Exercise task = Transcribe every line of the data below without any changes, and leave the pictures out of your answer.

Raw records =
-=-=-=-=-

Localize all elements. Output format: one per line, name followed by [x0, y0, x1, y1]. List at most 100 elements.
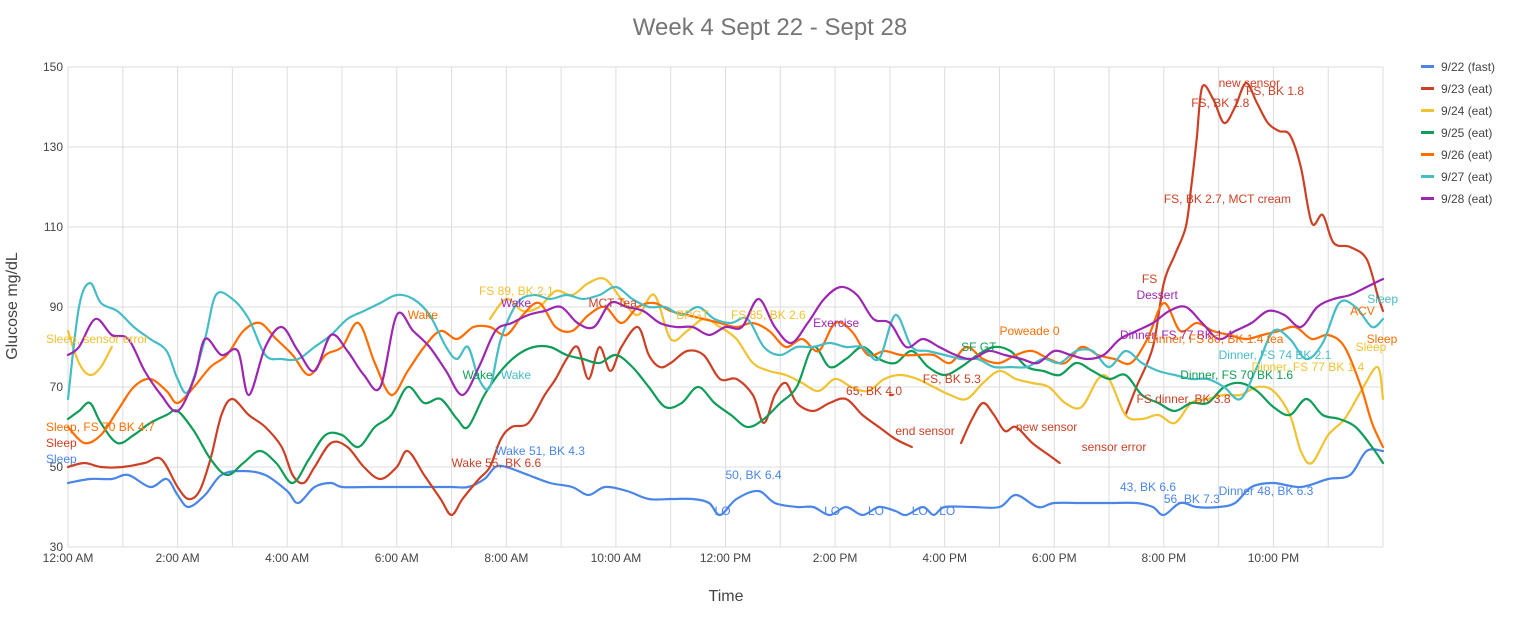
legend-label: 9/23 (eat): [1441, 82, 1492, 96]
annotation-label: Sleep, sensor error: [46, 332, 148, 346]
annotation-label: BPGT: [676, 308, 709, 322]
x-tick-label: 6:00 AM: [375, 551, 419, 565]
x-tick-label: 12:00 PM: [700, 551, 751, 565]
annotation-label: Poweade 0: [999, 324, 1059, 338]
annotation-label: Sleep: [46, 436, 77, 450]
legend-swatch: [1421, 131, 1434, 134]
annotation-label: 56, BK 7.3: [1164, 492, 1220, 506]
annotation-label: MCT Tea: [589, 296, 638, 310]
annotation-label: SF GT: [961, 340, 997, 354]
legend-label: 9/26 (eat): [1441, 148, 1492, 162]
y-tick-label: 130: [43, 140, 63, 154]
annotation-label: Wake: [463, 368, 494, 382]
x-tick-label: 4:00 PM: [922, 551, 967, 565]
annotation-label: Sleep: [1356, 340, 1387, 354]
legend-swatch: [1421, 197, 1434, 200]
series-line: [66, 301, 1385, 449]
series-line: [66, 329, 113, 377]
legend-item: 9/23 (eat): [1421, 82, 1492, 96]
annotation-label: FS 85, BK 2.6: [731, 308, 806, 322]
y-axis-ticks: 30 50 70 90 110 130 150: [43, 60, 63, 554]
series-9-28-eat-: [66, 277, 1385, 413]
annotation-label: LO: [912, 504, 928, 518]
x-axis-ticks: 12:00 AM 2:00 AM 4:00 AM 6:00 AM 8:00 AM 10:0…: [43, 551, 1299, 565]
y-tick-label: 30: [50, 540, 64, 554]
annotations: Sleep, sensor error Sleep, FS 70 BK 4.7 Sl…: [46, 76, 1398, 518]
annotation-label: Wake 55, BK 6.6: [452, 456, 542, 470]
series-line: [66, 277, 1385, 413]
annotation-label: LO: [868, 504, 884, 518]
series-line: [66, 344, 1385, 485]
series-line: [960, 401, 1061, 465]
series-9-25-eat-: [66, 344, 1385, 485]
legend-label: 9/22 (fast): [1441, 60, 1495, 74]
y-tick-label: 150: [43, 60, 63, 74]
annotation-label: FS, BK 5.3: [923, 372, 981, 386]
series-9-22-fast-: [66, 448, 1385, 517]
annotation-label: Sleep, FS 70 BK 4.7: [46, 420, 155, 434]
annotation-label: LO: [715, 504, 731, 518]
annotation-label: Dinner, FS 70 BK 1.6: [1180, 368, 1293, 382]
legend-label: 9/27 (eat): [1441, 170, 1492, 184]
annotation-label: Dinner 48, BK 6.3: [1219, 484, 1314, 498]
legend-item: 9/25 (eat): [1421, 126, 1492, 140]
annotation-label: LO: [939, 504, 955, 518]
legend: 9/22 (fast) 9/23 (eat) 9/24 (eat) 9/25 (eat…: [1421, 60, 1495, 206]
legend-swatch: [1421, 109, 1434, 112]
x-tick-label: 6:00 PM: [1032, 551, 1077, 565]
legend-swatch: [1421, 175, 1434, 178]
series-line: [66, 448, 1385, 517]
series-9-23-eat-: [66, 81, 1385, 517]
chart-title: Week 4 Sept 22 - Sept 28: [633, 14, 907, 41]
legend-item: 9/24 (eat): [1421, 104, 1492, 118]
x-tick-label: 10:00 PM: [1248, 551, 1299, 565]
annotation-label: Sleep: [1367, 292, 1398, 306]
annotation-label: new sensor: [1016, 420, 1077, 434]
legend-swatch: [1421, 65, 1434, 68]
annotation-label: Sleep: [46, 452, 77, 466]
annotation-label: Dinner, FS 80, BK 1.4 tea: [1147, 332, 1283, 346]
annotation-label: 65, BK 4.0: [846, 384, 902, 398]
annotation-label: ACV: [1350, 304, 1375, 318]
legend-label: 9/28 (eat): [1441, 192, 1492, 206]
x-tick-label: 8:00 PM: [1141, 551, 1186, 565]
legend-swatch: [1421, 153, 1434, 156]
x-tick-label: 12:00 AM: [43, 551, 94, 565]
legend-item: 9/28 (eat): [1421, 192, 1492, 206]
annotation-label: sensor error: [1082, 440, 1147, 454]
legend-swatch: [1421, 87, 1434, 90]
annotation-label: FS 89, BK 2.1: [479, 284, 554, 298]
annotation-label: LO: [824, 504, 840, 518]
x-tick-label: 10:00 AM: [591, 551, 642, 565]
series-line: [66, 325, 913, 517]
legend-item: 9/26 (eat): [1421, 148, 1492, 162]
y-tick-label: 50: [50, 460, 64, 474]
legend-label: 9/25 (eat): [1441, 126, 1492, 140]
annotation-label: Dinner, FS 77 BK 1.4: [1120, 328, 1233, 342]
annotation-label: Wake: [501, 368, 532, 382]
legend-item: 9/22 (fast): [1421, 60, 1495, 74]
annotation-label: FS: [1142, 272, 1157, 286]
x-axis-title: Time: [709, 588, 744, 605]
annotation-label: Dinner, FS 77 BK 1.4: [1252, 360, 1365, 374]
annotation-label: Wake 51, BK 4.3: [495, 444, 585, 458]
x-tick-label: 2:00 AM: [156, 551, 200, 565]
legend-item: 9/27 (eat): [1421, 170, 1492, 184]
annotation-label: Dessert: [1136, 288, 1178, 302]
y-tick-label: 90: [50, 300, 64, 314]
annotation-label: Exercise: [813, 316, 859, 330]
annotation-label: FS, BK 1.8: [1191, 96, 1249, 110]
series-line: [1124, 81, 1385, 417]
y-tick-label: 110: [44, 220, 63, 234]
y-axis-title: Glucose mg/dL: [4, 252, 21, 360]
legend-label: 9/24 (eat): [1441, 104, 1492, 118]
annotation-label: 43, BK 6.6: [1120, 480, 1176, 494]
annotation-label: new sensor: [1219, 76, 1280, 90]
annotation-label: Wake: [501, 296, 532, 310]
x-tick-label: 8:00 AM: [484, 551, 528, 565]
x-tick-label: 4:00 AM: [265, 551, 309, 565]
annotation-label: FS dinner, BK 3.8: [1136, 392, 1230, 406]
y-tick-label: 70: [50, 380, 64, 394]
annotation-label: 50, BK 6.4: [726, 468, 782, 482]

-=-=-=-=-

Answer for this exercise =
Localize all elements. Output format: one per line, name followed by [x0, y0, x1, y1]. List at most 100 elements.
legend-label: 9/23 (eat): [1441, 82, 1492, 96]
annotation-label: Sleep, sensor error: [46, 332, 148, 346]
annotation-label: BPGT: [676, 308, 709, 322]
x-tick-label: 6:00 AM: [375, 551, 419, 565]
x-tick-label: 12:00 PM: [700, 551, 751, 565]
annotation-label: Poweade 0: [999, 324, 1059, 338]
annotation-label: Sleep: [46, 436, 77, 450]
legend-swatch: [1421, 131, 1434, 134]
annotation-label: 56, BK 7.3: [1164, 492, 1220, 506]
annotation-label: MCT Tea: [589, 296, 638, 310]
annotation-label: SF GT: [961, 340, 997, 354]
legend-label: 9/26 (eat): [1441, 148, 1492, 162]
y-tick-label: 130: [43, 140, 63, 154]
annotation-label: Wake: [463, 368, 494, 382]
x-tick-label: 4:00 PM: [922, 551, 967, 565]
annotation-label: Sleep: [1356, 340, 1387, 354]
legend-swatch: [1421, 197, 1434, 200]
series-line: [66, 301, 1385, 449]
series-line: [66, 329, 113, 377]
legend-item: 9/23 (eat): [1421, 82, 1492, 96]
annotation-label: FS 85, BK 2.6: [731, 308, 806, 322]
y-axis-ticks: 30 50 70 90 110 130 150: [43, 60, 63, 554]
series-9-28-eat-: [66, 277, 1385, 413]
annotation-label: LO: [912, 504, 928, 518]
x-axis-ticks: 12:00 AM 2:00 AM 4:00 AM 6:00 AM 8:00 AM 10:0…: [43, 551, 1299, 565]
y-tick-label: 30: [50, 540, 64, 554]
annotations: Sleep, sensor error Sleep, FS 70 BK 4.7 Sl…: [46, 76, 1398, 518]
annotation-label: Wake 55, BK 6.6: [452, 456, 542, 470]
series-line: [66, 277, 1385, 413]
annotation-label: LO: [868, 504, 884, 518]
series-line: [66, 344, 1385, 485]
series-line: [960, 401, 1061, 465]
series-9-25-eat-: [66, 344, 1385, 485]
legend-label: 9/22 (fast): [1441, 60, 1495, 74]
y-tick-label: 150: [43, 60, 63, 74]
annotation-label: FS, BK 5.3: [923, 372, 981, 386]
series-9-22-fast-: [66, 448, 1385, 517]
annotation-label: Sleep, FS 70 BK 4.7: [46, 420, 155, 434]
annotation-label: LO: [715, 504, 731, 518]
annotation-label: Dinner, FS 70 BK 1.6: [1180, 368, 1293, 382]
legend-label: 9/27 (eat): [1441, 170, 1492, 184]
annotation-label: Dinner 48, BK 6.3: [1219, 484, 1314, 498]
legend-item: 9/25 (eat): [1421, 126, 1492, 140]
annotation-label: LO: [939, 504, 955, 518]
legend: 9/22 (fast) 9/23 (eat) 9/24 (eat) 9/25 (eat…: [1421, 60, 1495, 206]
legend-swatch: [1421, 109, 1434, 112]
x-tick-label: 6:00 PM: [1032, 551, 1077, 565]
legend-swatch: [1421, 175, 1434, 178]
series-line: [66, 448, 1385, 517]
series-9-23-eat-: [66, 81, 1385, 517]
chart-title: Week 4 Sept 22 - Sept 28: [633, 14, 907, 41]
legend-item: 9/24 (eat): [1421, 104, 1492, 118]
x-tick-label: 10:00 PM: [1248, 551, 1299, 565]
annotation-label: Sleep: [1367, 292, 1398, 306]
annotation-label: new sensor: [1016, 420, 1077, 434]
legend-swatch: [1421, 65, 1434, 68]
annotation-label: Sleep: [46, 452, 77, 466]
annotation-label: Dinner, FS 80, BK 1.4 tea: [1147, 332, 1283, 346]
annotation-label: 65, BK 4.0: [846, 384, 902, 398]
annotation-label: ACV: [1350, 304, 1375, 318]
legend-label: 9/28 (eat): [1441, 192, 1492, 206]
x-tick-label: 8:00 PM: [1141, 551, 1186, 565]
legend-swatch: [1421, 153, 1434, 156]
x-tick-label: 12:00 AM: [43, 551, 94, 565]
legend-item: 9/28 (eat): [1421, 192, 1492, 206]
annotation-label: sensor error: [1082, 440, 1147, 454]
legend-swatch: [1421, 87, 1434, 90]
annotation-label: FS 89, BK 2.1: [479, 284, 554, 298]
annotation-label: LO: [824, 504, 840, 518]
x-tick-label: 10:00 AM: [591, 551, 642, 565]
series-line: [66, 325, 913, 517]
legend-item: 9/26 (eat): [1421, 148, 1492, 162]
y-tick-label: 50: [50, 460, 64, 474]
legend-label: 9/25 (eat): [1441, 126, 1492, 140]
annotation-label: Dinner, FS 77 BK 1.4: [1120, 328, 1233, 342]
annotation-label: Wake: [501, 368, 532, 382]
legend-item: 9/22 (fast): [1421, 60, 1495, 74]
annotation-label: FS: [1142, 272, 1157, 286]
x-axis-title: Time: [709, 588, 744, 605]
annotation-label: Dinner, FS 77 BK 1.4: [1252, 360, 1365, 374]
annotation-label: Wake 51, BK 4.3: [495, 444, 585, 458]
x-tick-label: 2:00 AM: [156, 551, 200, 565]
legend-item: 9/27 (eat): [1421, 170, 1492, 184]
annotation-label: Dessert: [1136, 288, 1178, 302]
y-tick-label: 90: [50, 300, 64, 314]
annotation-label: Exercise: [813, 316, 859, 330]
annotation-label: FS, BK 1.8: [1191, 96, 1249, 110]
series-line: [1124, 81, 1385, 417]
y-tick-label: 110: [44, 220, 63, 234]
y-axis-title: Glucose mg/dL: [4, 252, 21, 360]
legend-label: 9/24 (eat): [1441, 104, 1492, 118]
annotation-label: 43, BK 6.6: [1120, 480, 1176, 494]
annotation-label: new sensor: [1219, 76, 1280, 90]
annotation-label: Wake: [501, 296, 532, 310]
x-tick-label: 8:00 AM: [484, 551, 528, 565]
x-tick-label: 4:00 AM: [265, 551, 309, 565]
annotation-label: FS dinner, BK 3.8: [1136, 392, 1230, 406]
y-tick-label: 70: [50, 380, 64, 394]
annotation-label: 50, BK 6.4: [726, 468, 782, 482]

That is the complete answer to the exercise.